* **Work required**:
Retype the records below exactly as they appear, but leave out any pictures.

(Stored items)
** Start **

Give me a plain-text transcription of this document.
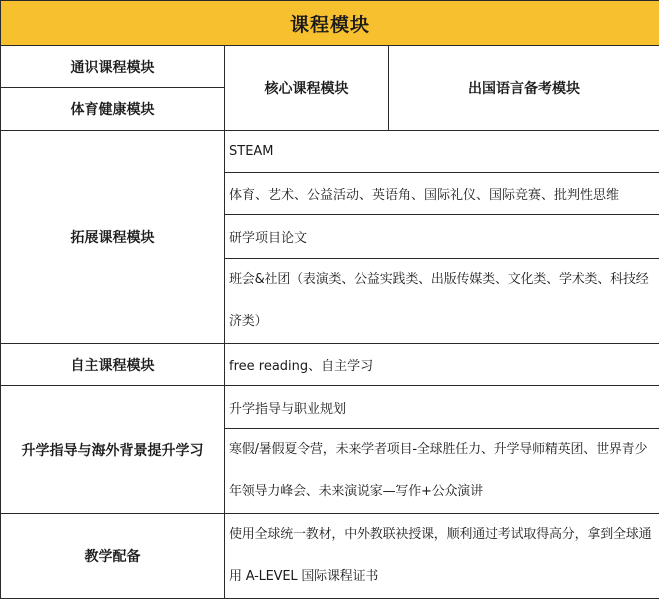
课程模块		
通识课程模块	核心课程模块	出国语言备考模块
体育健康模块		
拓展课程模块	STEAM	
	体育、艺术、公益活动、英语角、国际礼仪、国际竞赛、批判性思维	
	研学项目论文	
	班会&社团（表演类、公益实践类、出版传媒类、文化类、学术类、科技经济类）	
自主课程模块	free reading、自主学习	
升学指导与海外背景提升学习	升学指导与职业规划	
	寒假/暑假夏令营，未来学者项目-全球胜任力、升学导师精英团、世界青少年领导力峰会、未来演说家—写作+公众演讲	
教学配备	使用全球统一教材，中外教联袂授课，顺利通过考试取得高分，拿到全球通用 A-LEVEL 国际课程证书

** End **

* **The solution**:
Give me a plain-text transcription of this document.
课程模块		
通识课程模块	核心课程模块	出国语言备考模块
体育健康模块		
拓展课程模块	STEAM	
	体育、艺术、公益活动、英语角、国际礼仪、国际竞赛、批判性思维	
	研学项目论文	
	班会&社团（表演类、公益实践类、出版传媒类、文化类、学术类、科技经济类）	
自主课程模块	free reading、自主学习	
升学指导与海外背景提升学习	升学指导与职业规划	
	寒假/暑假夏令营，未来学者项目-全球胜任力、升学导师精英团、世界青少年领导力峰会、未来演说家—写作+公众演讲	
教学配备	使用全球统一教材，中外教联袂授课，顺利通过考试取得高分，拿到全球通用 A-LEVEL 国际课程证书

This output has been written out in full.